**WORK INSTRUCTIONS**: Reproduce all of the data exactly, with no line skipped.

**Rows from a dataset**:
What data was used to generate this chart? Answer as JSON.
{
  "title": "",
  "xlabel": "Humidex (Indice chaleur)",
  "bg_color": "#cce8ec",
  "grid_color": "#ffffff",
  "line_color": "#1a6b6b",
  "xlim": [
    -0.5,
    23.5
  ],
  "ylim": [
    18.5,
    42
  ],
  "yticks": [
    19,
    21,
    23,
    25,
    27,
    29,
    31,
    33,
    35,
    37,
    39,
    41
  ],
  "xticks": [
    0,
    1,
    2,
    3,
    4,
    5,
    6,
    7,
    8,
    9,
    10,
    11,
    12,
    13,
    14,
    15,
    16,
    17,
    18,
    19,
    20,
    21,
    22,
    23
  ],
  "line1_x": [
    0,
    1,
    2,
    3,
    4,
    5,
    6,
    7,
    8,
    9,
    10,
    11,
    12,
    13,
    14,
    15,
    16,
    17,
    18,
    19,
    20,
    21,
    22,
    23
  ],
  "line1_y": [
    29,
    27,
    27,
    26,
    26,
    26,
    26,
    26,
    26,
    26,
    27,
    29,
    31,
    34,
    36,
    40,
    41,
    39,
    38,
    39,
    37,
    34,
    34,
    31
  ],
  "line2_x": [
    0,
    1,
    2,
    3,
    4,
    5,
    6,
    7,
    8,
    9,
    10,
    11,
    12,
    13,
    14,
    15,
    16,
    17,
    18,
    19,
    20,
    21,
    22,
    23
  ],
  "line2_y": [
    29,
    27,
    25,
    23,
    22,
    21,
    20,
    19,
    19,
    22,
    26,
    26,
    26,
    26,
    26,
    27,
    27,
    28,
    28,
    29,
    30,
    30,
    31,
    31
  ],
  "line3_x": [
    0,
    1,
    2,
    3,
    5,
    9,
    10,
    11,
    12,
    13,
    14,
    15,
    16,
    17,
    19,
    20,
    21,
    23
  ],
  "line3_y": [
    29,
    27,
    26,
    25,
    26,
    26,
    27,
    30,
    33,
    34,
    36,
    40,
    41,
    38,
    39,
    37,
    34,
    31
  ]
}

**TASK RESPONSE**:
What data was used to generate this chart? Answer as JSON.
{
  "title": "",
  "xlabel": "Humidex (Indice chaleur)",
  "bg_color": "#cce8ec",
  "grid_color": "#ffffff",
  "line_color": "#1a6b6b",
  "xlim": [
    -0.5,
    23.5
  ],
  "ylim": [
    18.5,
    42
  ],
  "yticks": [
    19,
    21,
    23,
    25,
    27,
    29,
    31,
    33,
    35,
    37,
    39,
    41
  ],
  "xticks": [
    0,
    1,
    2,
    3,
    4,
    5,
    6,
    7,
    8,
    9,
    10,
    11,
    12,
    13,
    14,
    15,
    16,
    17,
    18,
    19,
    20,
    21,
    22,
    23
  ],
  "line1_x": [
    0,
    1,
    2,
    3,
    4,
    5,
    6,
    7,
    8,
    9,
    10,
    11,
    12,
    13,
    14,
    15,
    16,
    17,
    18,
    19,
    20,
    21,
    22,
    23
  ],
  "line1_y": [
    29,
    27,
    27,
    26,
    26,
    26,
    26,
    26,
    26,
    26,
    27,
    29,
    31,
    34,
    36,
    40,
    41,
    39,
    38,
    39,
    37,
    34,
    34,
    31
  ],
  "line2_x": [
    0,
    1,
    2,
    3,
    4,
    5,
    6,
    7,
    8,
    9,
    10,
    11,
    12,
    13,
    14,
    15,
    16,
    17,
    18,
    19,
    20,
    21,
    22,
    23
  ],
  "line2_y": [
    29,
    27,
    25,
    23,
    22,
    21,
    20,
    19,
    19,
    22,
    26,
    26,
    26,
    26,
    26,
    27,
    27,
    28,
    28,
    29,
    30,
    30,
    31,
    31
  ],
  "line3_x": [
    0,
    1,
    2,
    3,
    5,
    9,
    10,
    11,
    12,
    13,
    14,
    15,
    16,
    17,
    19,
    20,
    21,
    23
  ],
  "line3_y": [
    29,
    27,
    26,
    25,
    26,
    26,
    27,
    30,
    33,
    34,
    36,
    40,
    41,
    38,
    39,
    37,
    34,
    31
  ]
}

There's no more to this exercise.